▸ **EXERCISE MATERIALS**:
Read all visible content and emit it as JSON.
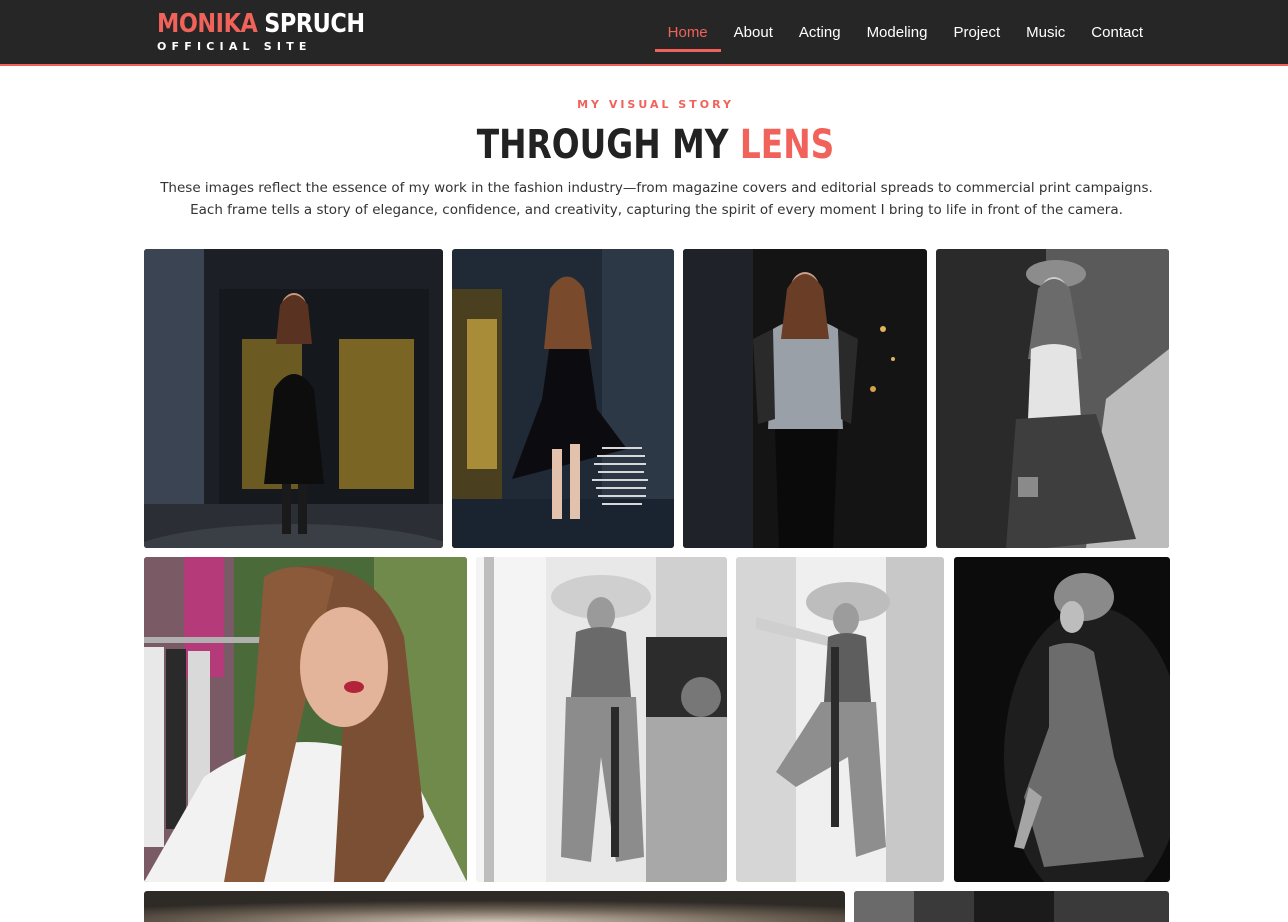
{
  "header": {
    "logo_first": "MONIKA",
    "logo_last": "SPRUCH",
    "logo_sub": "OFFICIAL SITE",
    "nav": [
      {
        "label": "Home",
        "active": true
      },
      {
        "label": "About"
      },
      {
        "label": "Acting"
      },
      {
        "label": "Modeling"
      },
      {
        "label": "Project"
      },
      {
        "label": "Music"
      },
      {
        "label": "Contact"
      }
    ]
  },
  "intro": {
    "eyebrow": "MY VISUAL STORY",
    "headline_main": "THROUGH MY",
    "headline_accent": "LENS",
    "line1": "These images reflect the essence of my work in the fashion industry—from magazine covers and editorial spreads to commercial print campaigns.",
    "line2": "Each frame tells a story of elegance, confidence, and creativity, capturing the spirit of every moment I bring to life in front of the camera."
  },
  "colors": {
    "accent": "#f0625a",
    "header_bg": "#262626",
    "heading": "#222222"
  }
}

▸ **WRITTEN PROBLEM**: Collect every line above that contains the word "label".

▸ **COMPLETE RESPONSE**:
        "label": "Home",
        "label": "About"
        "label": "Acting"
        "label": "Modeling"
        "label": "Project"
        "label": "Music"
        "label": "Contact"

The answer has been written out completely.